SOURCE RECORDS:
▽

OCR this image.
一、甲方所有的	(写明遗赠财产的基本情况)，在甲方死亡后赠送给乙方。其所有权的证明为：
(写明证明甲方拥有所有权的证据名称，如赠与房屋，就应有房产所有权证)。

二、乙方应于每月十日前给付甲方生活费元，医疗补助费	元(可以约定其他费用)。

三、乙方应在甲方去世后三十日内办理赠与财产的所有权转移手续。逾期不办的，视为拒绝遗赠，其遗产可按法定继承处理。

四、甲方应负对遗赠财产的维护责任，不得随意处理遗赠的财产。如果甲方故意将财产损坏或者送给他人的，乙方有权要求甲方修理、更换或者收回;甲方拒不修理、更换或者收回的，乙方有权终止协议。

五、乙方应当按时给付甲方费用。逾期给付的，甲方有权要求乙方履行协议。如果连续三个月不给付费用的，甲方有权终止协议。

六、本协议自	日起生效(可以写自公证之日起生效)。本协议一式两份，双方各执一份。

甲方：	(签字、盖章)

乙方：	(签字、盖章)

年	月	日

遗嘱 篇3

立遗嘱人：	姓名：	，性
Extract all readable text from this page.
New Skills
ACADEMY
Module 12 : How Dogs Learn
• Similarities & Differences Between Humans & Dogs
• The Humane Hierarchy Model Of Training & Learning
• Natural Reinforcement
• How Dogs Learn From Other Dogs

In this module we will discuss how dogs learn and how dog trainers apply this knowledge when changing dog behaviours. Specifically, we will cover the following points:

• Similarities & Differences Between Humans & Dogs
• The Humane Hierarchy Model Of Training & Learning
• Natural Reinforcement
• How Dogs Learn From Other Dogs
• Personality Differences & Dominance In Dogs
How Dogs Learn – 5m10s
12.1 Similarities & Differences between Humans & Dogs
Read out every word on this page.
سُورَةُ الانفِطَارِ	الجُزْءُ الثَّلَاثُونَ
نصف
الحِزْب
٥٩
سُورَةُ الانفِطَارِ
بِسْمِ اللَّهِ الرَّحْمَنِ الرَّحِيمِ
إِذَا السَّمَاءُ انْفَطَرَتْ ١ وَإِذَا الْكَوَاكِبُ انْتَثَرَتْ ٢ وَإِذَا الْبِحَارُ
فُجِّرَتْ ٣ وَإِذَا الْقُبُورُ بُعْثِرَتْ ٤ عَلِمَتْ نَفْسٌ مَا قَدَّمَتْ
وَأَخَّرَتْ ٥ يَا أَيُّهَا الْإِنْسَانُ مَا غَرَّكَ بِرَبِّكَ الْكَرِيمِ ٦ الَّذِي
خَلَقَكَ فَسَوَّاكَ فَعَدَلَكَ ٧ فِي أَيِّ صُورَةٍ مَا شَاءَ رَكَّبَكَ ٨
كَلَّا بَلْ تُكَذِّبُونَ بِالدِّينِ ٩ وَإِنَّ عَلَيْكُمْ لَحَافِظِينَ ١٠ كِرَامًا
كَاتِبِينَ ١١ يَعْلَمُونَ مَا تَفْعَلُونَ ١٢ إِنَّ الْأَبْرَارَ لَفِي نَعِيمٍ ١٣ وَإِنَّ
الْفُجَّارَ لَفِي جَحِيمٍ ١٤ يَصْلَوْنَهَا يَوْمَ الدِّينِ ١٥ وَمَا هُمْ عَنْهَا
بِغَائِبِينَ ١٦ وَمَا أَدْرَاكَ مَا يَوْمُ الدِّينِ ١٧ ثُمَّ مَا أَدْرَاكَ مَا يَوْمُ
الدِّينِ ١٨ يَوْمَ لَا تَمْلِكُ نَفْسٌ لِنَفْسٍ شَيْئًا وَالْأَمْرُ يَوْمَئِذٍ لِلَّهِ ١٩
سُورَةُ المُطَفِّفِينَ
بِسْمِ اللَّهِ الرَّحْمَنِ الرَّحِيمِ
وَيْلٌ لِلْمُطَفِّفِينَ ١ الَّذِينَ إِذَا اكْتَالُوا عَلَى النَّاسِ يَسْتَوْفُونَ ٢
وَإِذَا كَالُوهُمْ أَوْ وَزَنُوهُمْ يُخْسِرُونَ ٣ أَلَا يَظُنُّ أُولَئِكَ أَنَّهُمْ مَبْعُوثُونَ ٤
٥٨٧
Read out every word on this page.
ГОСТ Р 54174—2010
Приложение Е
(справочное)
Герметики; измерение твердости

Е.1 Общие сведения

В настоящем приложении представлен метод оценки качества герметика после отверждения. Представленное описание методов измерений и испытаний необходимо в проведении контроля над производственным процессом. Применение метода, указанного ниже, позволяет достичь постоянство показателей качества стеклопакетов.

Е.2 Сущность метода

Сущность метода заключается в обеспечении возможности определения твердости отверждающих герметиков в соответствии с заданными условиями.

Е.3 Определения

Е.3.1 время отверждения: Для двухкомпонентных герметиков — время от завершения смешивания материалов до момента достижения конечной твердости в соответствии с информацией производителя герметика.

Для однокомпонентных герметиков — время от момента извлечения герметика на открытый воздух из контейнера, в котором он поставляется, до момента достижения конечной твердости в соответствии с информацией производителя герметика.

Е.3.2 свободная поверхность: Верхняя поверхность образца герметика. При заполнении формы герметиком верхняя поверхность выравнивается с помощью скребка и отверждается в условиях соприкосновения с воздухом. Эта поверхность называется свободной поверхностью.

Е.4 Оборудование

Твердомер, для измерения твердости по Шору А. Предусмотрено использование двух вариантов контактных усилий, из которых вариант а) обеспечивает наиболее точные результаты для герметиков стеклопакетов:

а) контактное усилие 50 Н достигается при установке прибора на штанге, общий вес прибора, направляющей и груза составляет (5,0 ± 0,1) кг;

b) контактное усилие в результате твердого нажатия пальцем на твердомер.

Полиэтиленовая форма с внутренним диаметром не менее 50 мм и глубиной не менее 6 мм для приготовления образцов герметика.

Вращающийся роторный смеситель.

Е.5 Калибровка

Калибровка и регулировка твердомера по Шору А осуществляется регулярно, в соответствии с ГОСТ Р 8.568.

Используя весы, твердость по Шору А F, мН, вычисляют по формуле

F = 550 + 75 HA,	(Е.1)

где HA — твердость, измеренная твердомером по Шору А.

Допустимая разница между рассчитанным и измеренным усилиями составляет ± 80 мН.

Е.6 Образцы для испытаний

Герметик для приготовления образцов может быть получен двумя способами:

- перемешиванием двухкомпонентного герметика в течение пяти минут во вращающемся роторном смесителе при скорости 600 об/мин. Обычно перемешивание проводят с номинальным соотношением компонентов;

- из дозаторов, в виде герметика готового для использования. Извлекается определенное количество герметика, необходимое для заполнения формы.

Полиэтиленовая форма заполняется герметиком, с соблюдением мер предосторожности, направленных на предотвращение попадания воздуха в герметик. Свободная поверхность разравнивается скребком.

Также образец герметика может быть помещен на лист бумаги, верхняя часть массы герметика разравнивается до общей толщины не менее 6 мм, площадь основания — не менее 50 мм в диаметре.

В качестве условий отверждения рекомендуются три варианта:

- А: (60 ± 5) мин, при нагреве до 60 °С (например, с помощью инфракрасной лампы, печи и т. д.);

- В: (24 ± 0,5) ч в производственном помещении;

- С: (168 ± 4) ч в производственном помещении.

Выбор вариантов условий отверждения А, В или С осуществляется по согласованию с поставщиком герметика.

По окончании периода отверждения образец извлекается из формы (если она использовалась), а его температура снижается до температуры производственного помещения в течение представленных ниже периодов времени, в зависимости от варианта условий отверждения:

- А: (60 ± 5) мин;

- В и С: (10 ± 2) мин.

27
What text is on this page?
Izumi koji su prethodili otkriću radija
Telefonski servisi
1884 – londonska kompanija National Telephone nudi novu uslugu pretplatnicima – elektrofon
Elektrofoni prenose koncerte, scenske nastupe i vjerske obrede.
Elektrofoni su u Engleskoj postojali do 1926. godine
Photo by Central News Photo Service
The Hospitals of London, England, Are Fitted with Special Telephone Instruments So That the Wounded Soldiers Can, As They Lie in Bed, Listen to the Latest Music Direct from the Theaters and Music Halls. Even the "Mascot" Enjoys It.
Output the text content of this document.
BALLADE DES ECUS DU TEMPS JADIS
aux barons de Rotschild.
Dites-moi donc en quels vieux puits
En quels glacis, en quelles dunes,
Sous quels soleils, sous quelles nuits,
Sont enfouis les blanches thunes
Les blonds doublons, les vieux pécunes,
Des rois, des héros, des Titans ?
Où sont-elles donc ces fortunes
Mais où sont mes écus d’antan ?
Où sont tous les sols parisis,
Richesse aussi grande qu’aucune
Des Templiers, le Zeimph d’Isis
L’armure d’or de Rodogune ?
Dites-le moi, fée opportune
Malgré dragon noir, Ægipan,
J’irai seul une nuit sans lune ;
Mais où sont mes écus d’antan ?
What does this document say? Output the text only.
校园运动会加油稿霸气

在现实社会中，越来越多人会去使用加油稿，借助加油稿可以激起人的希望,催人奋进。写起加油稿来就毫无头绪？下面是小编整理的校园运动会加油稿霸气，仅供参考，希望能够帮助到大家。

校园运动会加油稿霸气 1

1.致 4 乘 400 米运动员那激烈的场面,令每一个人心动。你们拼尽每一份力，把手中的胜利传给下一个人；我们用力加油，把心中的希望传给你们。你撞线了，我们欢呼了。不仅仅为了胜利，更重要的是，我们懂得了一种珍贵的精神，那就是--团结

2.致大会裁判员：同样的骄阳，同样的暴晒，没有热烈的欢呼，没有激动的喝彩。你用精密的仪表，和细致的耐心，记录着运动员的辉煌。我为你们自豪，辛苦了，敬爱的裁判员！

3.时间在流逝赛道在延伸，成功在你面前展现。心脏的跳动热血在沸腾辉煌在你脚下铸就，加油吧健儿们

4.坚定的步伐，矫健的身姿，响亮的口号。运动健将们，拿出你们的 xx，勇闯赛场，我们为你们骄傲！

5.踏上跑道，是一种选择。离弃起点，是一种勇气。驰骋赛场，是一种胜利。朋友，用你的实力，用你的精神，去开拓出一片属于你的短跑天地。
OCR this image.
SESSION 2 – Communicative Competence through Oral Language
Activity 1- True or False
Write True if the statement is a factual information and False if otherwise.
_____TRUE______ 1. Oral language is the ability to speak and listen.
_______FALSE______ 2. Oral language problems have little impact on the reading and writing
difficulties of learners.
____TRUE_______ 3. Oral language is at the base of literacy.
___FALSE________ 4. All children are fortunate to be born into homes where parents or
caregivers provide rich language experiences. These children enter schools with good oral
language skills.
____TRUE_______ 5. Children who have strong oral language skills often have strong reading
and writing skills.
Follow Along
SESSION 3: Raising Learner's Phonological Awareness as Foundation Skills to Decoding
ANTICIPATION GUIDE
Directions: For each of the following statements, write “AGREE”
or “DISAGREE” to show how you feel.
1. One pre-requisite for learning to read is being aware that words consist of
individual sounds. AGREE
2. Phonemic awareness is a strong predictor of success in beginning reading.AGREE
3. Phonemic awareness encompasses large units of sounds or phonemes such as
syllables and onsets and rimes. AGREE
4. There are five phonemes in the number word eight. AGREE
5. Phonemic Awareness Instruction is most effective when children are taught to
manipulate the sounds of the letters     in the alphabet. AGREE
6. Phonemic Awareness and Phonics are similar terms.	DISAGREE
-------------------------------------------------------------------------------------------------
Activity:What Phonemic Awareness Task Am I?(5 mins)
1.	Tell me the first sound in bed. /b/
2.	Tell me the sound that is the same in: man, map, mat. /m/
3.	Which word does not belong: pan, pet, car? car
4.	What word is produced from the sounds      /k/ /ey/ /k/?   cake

△

EXERCISE DIRECTIONS: For the listing above, identify each line bearing "испытаний".

TASK OUTPUT:
В настоящем приложении представлен метод оценки качества герметика после отверждения. Представленное описание методов измерений и испытаний необходимо в проведении контроля над производственным процессом. Применение метода, указанного ниже, позволяет достичь постоянство показателей качества стеклопакетов.
Е.6 Образцы для испытаний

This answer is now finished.